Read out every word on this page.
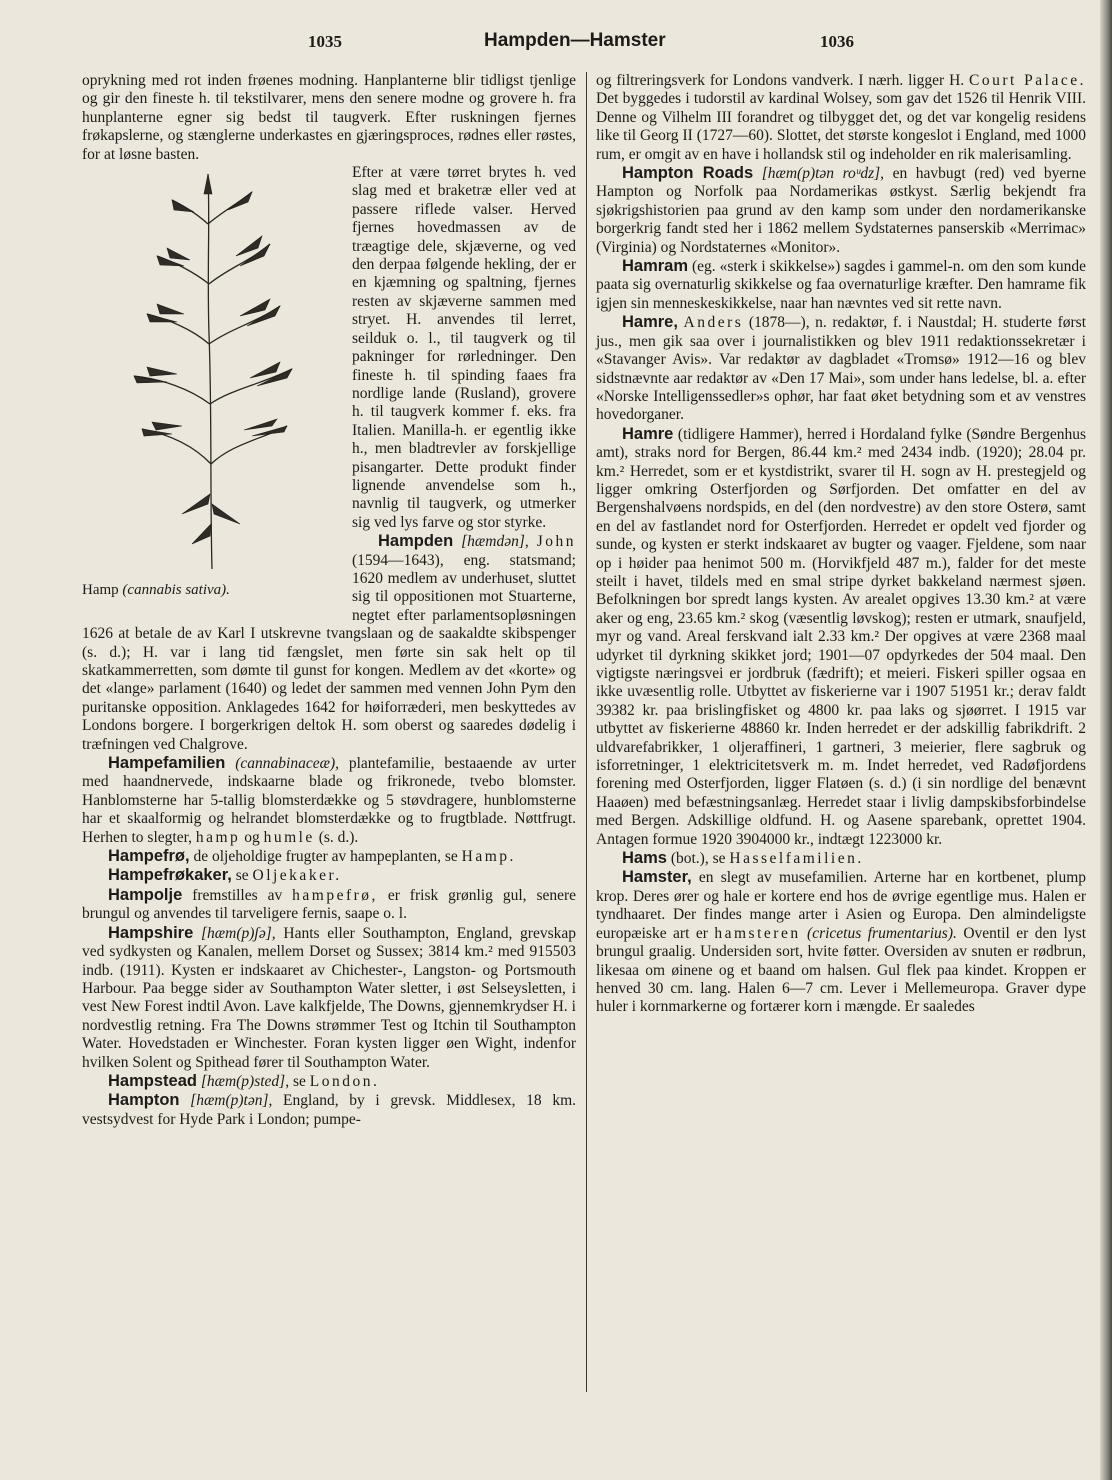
1035	Hampden—Hamster	1036

oprykning med rot inden frøenes modning. Hanplanterne blir tidligst tjenlige og gir den fineste h. til tekstilvarer, mens den senere modne og grovere h. fra hunplanterne egner sig bedst til taugverk. Efter ruskningen fjernes frøkapslerne, og stænglerne underkastes en gjæringsproces, rødnes eller røstes, for at løsne basten.

Hamp (cannabis sativa).

Efter at være tørret brytes h. ved slag med et braketræ eller ved at passere riflede valser. Herved fjernes hovedmassen av de træagtige dele, skjæverne, og ved den derpaa følgende hekling, der er en kjæmning og spaltning, fjernes resten av skjæverne sammen med stryet. H. anvendes til lerret, seilduk o. l., til taugverk og til pakninger for rørledninger. Den fineste h. til spinding faaes fra nordlige lande (Rusland), grovere h. til taugverk kommer f. eks. fra Italien. Manilla-h. er egentlig ikke h., men bladtrevler av forskjellige pisangarter. Dette produkt finder lignende anvendelse som h., navnlig til taugverk, og utmerker sig ved lys farve og stor styrke.

Hampden [hæmdən], John (1594—1643), eng. statsmand; 1620 medlem av underhuset, sluttet sig til oppositionen mot Stuarterne, negtet efter parlamentsopløsningen 1626 at betale de av Karl I utskrevne tvangslaan og de saakaldte skibspenger (s. d.); H. var i lang tid fængslet, men førte sin sak helt op til skatkammerretten, som dømte til gunst for kongen. Medlem av det «korte» og det «lange» parlament (1640) og ledet der sammen med vennen John Pym den puritanske opposition. Anklagedes 1642 for høiforræderi, men beskyttedes av Londons borgere. I borgerkrigen deltok H. som oberst og saaredes dødelig i træfningen ved Chalgrove.

Hampefamilien (cannabinaceæ), plantefamilie, bestaaende av urter med haandnervede, indskaarne blade og frikronede, tvebo blomster. Hanblomsterne har 5-tallig blomsterdække og 5 støvdragere, hunblomsterne har et skaalformig og helrandet blomsterdække og to frugtblade. Nøttfrugt. Herhen to slegter, hamp og humle (s. d.).

Hampefrø, de oljeholdige frugter av hampeplanten, se Hamp.

Hampefrøkaker, se Oljekaker.

Hampolje fremstilles av hampefrø, er frisk grønlig gul, senere brungul og anvendes til tarveligere fernis, saape o. l.

Hampshire [hæm(p)ʃə], Hants eller Southampton, England, grevskap ved sydkysten og Kanalen, mellem Dorset og Sussex; 3814 km.² med 915503 indb. (1911). Kysten er indskaaret av Chichester-, Langston- og Portsmouth Harbour. Paa begge sider av Southampton Water sletter, i øst Selseysletten, i vest New Forest indtil Avon. Lave kalkfjelde, The Downs, gjennemkrydser H. i nordvestlig retning. Fra The Downs strømmer Test og Itchin til Southampton Water. Hovedstaden er Winchester. Foran kysten ligger øen Wight, indenfor hvilken Solent og Spithead fører til Southampton Water.

Hampstead [hæm(p)sted], se London.

Hampton [hæm(p)tən], England, by i grevsk. Middlesex, 18 km. vestsydvest for Hyde Park i London; pumpe-

og filtreringsverk for Londons vandverk. I nærh. ligger H. Court Palace. Det byggedes i tudorstil av kardinal Wolsey, som gav det 1526 til Henrik VIII. Denne og Vilhelm III forandret og tilbygget det, og det var kongelig residens like til Georg II (1727—60). Slottet, det største kongeslot i England, med 1000 rum, er omgit av en have i hollandsk stil og indeholder en rik malerisamling.

Hampton Roads [hæm(p)tən roᵘdz], en havbugt (red) ved byerne Hampton og Norfolk paa Nordamerikas østkyst. Særlig bekjendt fra sjøkrigshistorien paa grund av den kamp som under den nordamerikanske borgerkrig fandt sted her i 1862 mellem Sydstaternes panserskib «Merrimac» (Virginia) og Nordstaternes «Monitor».

Hamram (eg. «sterk i skikkelse») sagdes i gammel-n. om den som kunde paata sig overnaturlig skikkelse og faa overnaturlige kræfter. Den hamrame fik igjen sin menneskeskikkelse, naar han nævntes ved sit rette navn.

Hamre, Anders (1878—), n. redaktør, f. i Naustdal; H. studerte først jus., men gik saa over i journalistikken og blev 1911 redaktionssekretær i «Stavanger Avis». Var redaktør av dagbladet «Tromsø» 1912—16 og blev sidstnævnte aar redaktør av «Den 17 Mai», som under hans ledelse, bl. a. efter «Norske Intelligenssedler»s ophør, har faat øket betydning som et av venstres hovedorganer.

Hamre (tidligere Hammer), herred i Hordaland fylke (Søndre Bergenhus amt), straks nord for Bergen, 86.44 km.² med 2434 indb. (1920); 28.04 pr. km.² Herredet, som er et kystdistrikt, svarer til H. sogn av H. prestegjeld og ligger omkring Osterfjorden og Sørfjorden. Det omfatter en del av Bergenshalvøens nordspids, en del (den nordvestre) av den store Osterø, samt en del av fastlandet nord for Osterfjorden. Herredet er opdelt ved fjorder og sunde, og kysten er sterkt indskaaret av bugter og vaager. Fjeldene, som naar op i høider paa henimot 500 m. (Horvikfjeld 487 m.), falder for det meste steilt i havet, tildels med en smal stripe dyrket bakkeland nærmest sjøen. Befolkningen bor spredt langs kysten. Av arealet opgives 13.30 km.² at være aker og eng, 23.65 km.² skog (væsentlig løvskog); resten er utmark, snaufjeld, myr og vand. Areal ferskvand ialt 2.33 km.² Der opgives at være 2368 maal udyrket til dyrkning skikket jord; 1901—07 opdyrkedes der 504 maal. Den vigtigste næringsvei er jordbruk (fædrift); et meieri. Fiskeri spiller ogsaa en ikke uvæsentlig rolle. Utbyttet av fiskerierne var i 1907 51951 kr.; derav faldt 39382 kr. paa brislingfisket og 4800 kr. paa laks og sjøørret. I 1915 var utbyttet av fiskerierne 48860 kr. Inden herredet er der adskillig fabrikdrift. 2 uldvarefabrikker, 1 oljeraffineri, 1 gartneri, 3 meierier, flere sagbruk og isforretninger, 1 elektricitetsverk m. m. Indet herredet, ved Radøfjordens forening med Osterfjorden, ligger Flatøen (s. d.) (i sin nordlige del benævnt Haaøen) med befæstningsanlæg. Herredet staar i livlig dampskibsforbindelse med Bergen. Adskillige oldfund. H. og Aasene sparebank, oprettet 1904. Antagen formue 1920 3904000 kr., indtægt 1223000 kr.

Hams (bot.), se Hasselfamilien.

Hamster, en slegt av musefamilien. Arterne har en kortbenet, plump krop. Deres ører og hale er kortere end hos de øvrige egentlige mus. Halen er tyndhaaret. Der findes mange arter i Asien og Europa. Den almindeligste europæiske art er hamsteren (cricetus frumentarius). Oventil er den lyst brungul graalig. Undersiden sort, hvite føtter. Oversiden av snuten er rødbrun, likesaa om øinene og et baand om halsen. Gul flek paa kindet. Kroppen er henved 30 cm. lang. Halen 6—7 cm. Lever i Mellemeuropa. Graver dype huler i kornmarkerne og fortærer korn i mængde. Er saaledes
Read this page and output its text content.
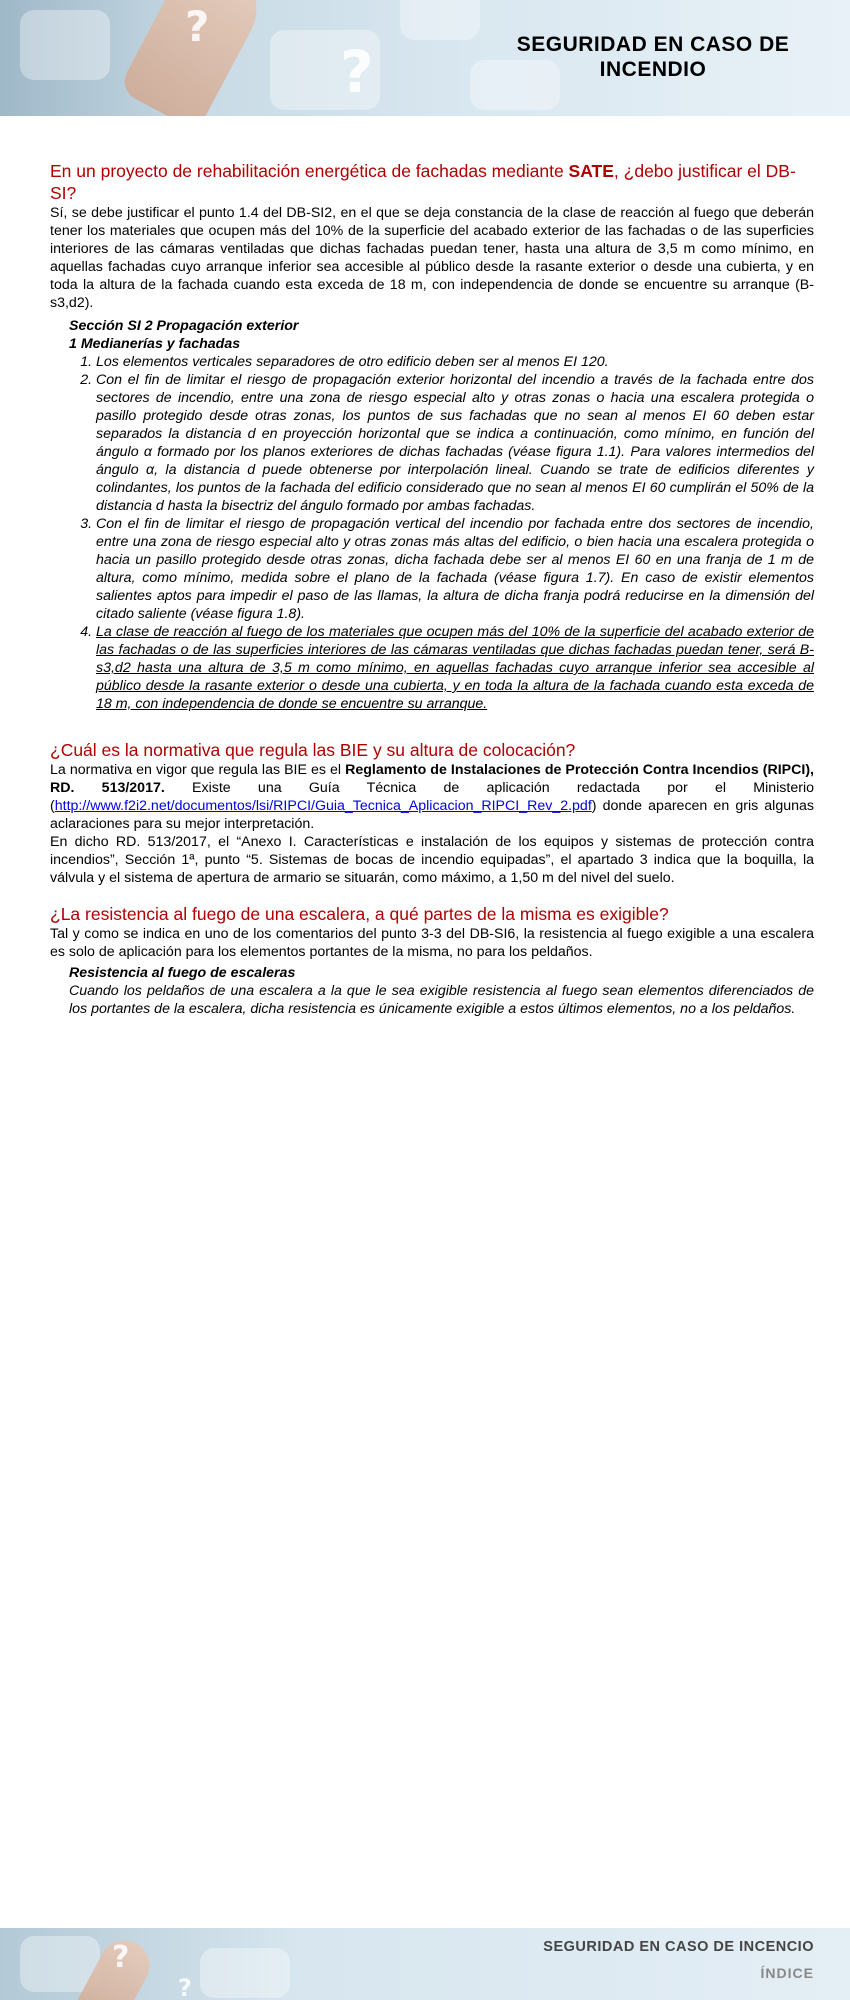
?
?	SEGURIDAD EN CASO DE INCENDIO
En un proyecto de rehabilitación energética de fachadas mediante SATE, ¿debo justificar el DB-SI?

Sí, se debe justificar el punto 1.4 del DB-SI2, en el que se deja constancia de la clase de reacción al fuego que deberán tener los materiales que ocupen más del 10% de la superficie del acabado exterior de las fachadas o de las superficies interiores de las cámaras ventiladas que dichas fachadas puedan tener, hasta una altura de 3,5 m como mínimo, en aquellas fachadas cuyo arranque inferior sea accesible al público desde la rasante exterior o desde una cubierta, y en toda la altura de la fachada cuando esta exceda de 18 m, con independencia de donde se encuentre su arranque (B-s3,d2).

Sección SI 2 Propagación exterior
1 Medianerías y fachadas
1. Los elementos verticales separadores de otro edificio deben ser al menos EI 120.
2. Con el fin de limitar el riesgo de propagación exterior horizontal del incendio a través de la fachada entre dos sectores de incendio, entre una zona de riesgo especial alto y otras zonas o hacia una escalera protegida o pasillo protegido desde otras zonas, los puntos de sus fachadas que no sean al menos EI 60 deben estar separados la distancia d en proyección horizontal que se indica a continuación, como mínimo, en función del ángulo α formado por los planos exteriores de dichas fachadas (véase figura 1.1). Para valores intermedios del ángulo α, la distancia d puede obtenerse por interpolación lineal. Cuando se trate de edificios diferentes y colindantes, los puntos de la fachada del edificio considerado que no sean al menos EI 60 cumplirán el 50% de la distancia d hasta la bisectriz del ángulo formado por ambas fachadas.
3. Con el fin de limitar el riesgo de propagación vertical del incendio por fachada entre dos sectores de incendio, entre una zona de riesgo especial alto y otras zonas más altas del edificio, o bien hacia una escalera protegida o hacia un pasillo protegido desde otras zonas, dicha fachada debe ser al menos EI 60 en una franja de 1 m de altura, como mínimo, medida sobre el plano de la fachada (véase figura 1.7). En caso de existir elementos salientes aptos para impedir el paso de las llamas, la altura de dicha franja podrá reducirse en la dimensión del citado saliente (véase figura 1.8).
4. La clase de reacción al fuego de los materiales que ocupen más del 10% de la superficie del acabado exterior de las fachadas o de las superficies interiores de las cámaras ventiladas que dichas fachadas puedan tener, será B-s3,d2 hasta una altura de 3,5 m como mínimo, en aquellas fachadas cuyo arranque inferior sea accesible al público desde la rasante exterior o desde una cubierta, y en toda la altura de la fachada cuando esta exceda de 18 m, con independencia de donde se encuentre su arranque.
¿Cuál es la normativa que regula las BIE y su altura de colocación?

La normativa en vigor que regula las BIE es el Reglamento de Instalaciones de Protección Contra Incendios (RIPCI), RD. 513/2017. Existe una Guía Técnica de aplicación redactada por el Ministerio (http://www.f2i2.net/documentos/lsi/RIPCI/Guia_Tecnica_Aplicacion_RIPCI_Rev_2.pdf) donde aparecen en gris algunas aclaraciones para su mejor interpretación.

En dicho RD. 513/2017, el “Anexo I. Características e instalación de los equipos y sistemas de protección contra incendios”, Sección 1ª, punto “5. Sistemas de bocas de incendio equipadas”, el apartado 3 indica que la boquilla, la válvula y el sistema de apertura de armario se situarán, como máximo, a 1,50 m del nivel del suelo.

¿La resistencia al fuego de una escalera, a qué partes de la misma es exigible?

Tal y como se indica en uno de los comentarios del punto 3-3 del DB-SI6, la resistencia al fuego exigible a una escalera es solo de aplicación para los elementos portantes de la misma, no para los peldaños.

Resistencia al fuego de escaleras

Cuando los peldaños de una escalera a la que le sea exigible resistencia al fuego sean elementos diferenciados de los portantes de la escalera, dicha resistencia es únicamente exigible a estos últimos elementos, no a los peldaños.

?
?
SEGURIDAD EN CASO DE INCENCIO
ÍNDICE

------

Exercise requirements: Collect every line from the records above that contains the word "justificar".

Task solution:
En un proyecto de rehabilitación energética de fachadas mediante SATE, ¿debo justificar el DB-SI?
Sí, se debe justificar el punto 1.4 del DB-SI2, en el que se deja constancia de la clase de reacción al fuego que deberán tener los materiales que ocupen más del 10% de la superficie del acabado exterior de las fachadas o de las superficies interiores de las cámaras ventiladas que dichas fachadas puedan tener, hasta una altura de 3,5 m como mínimo, en aquellas fachadas cuyo arranque inferior sea accesible al público desde la rasante exterior o desde una cubierta, y en toda la altura de la fachada cuando esta exceda de 18 m, con independencia de donde se encuentre su arranque (B-s3,d2).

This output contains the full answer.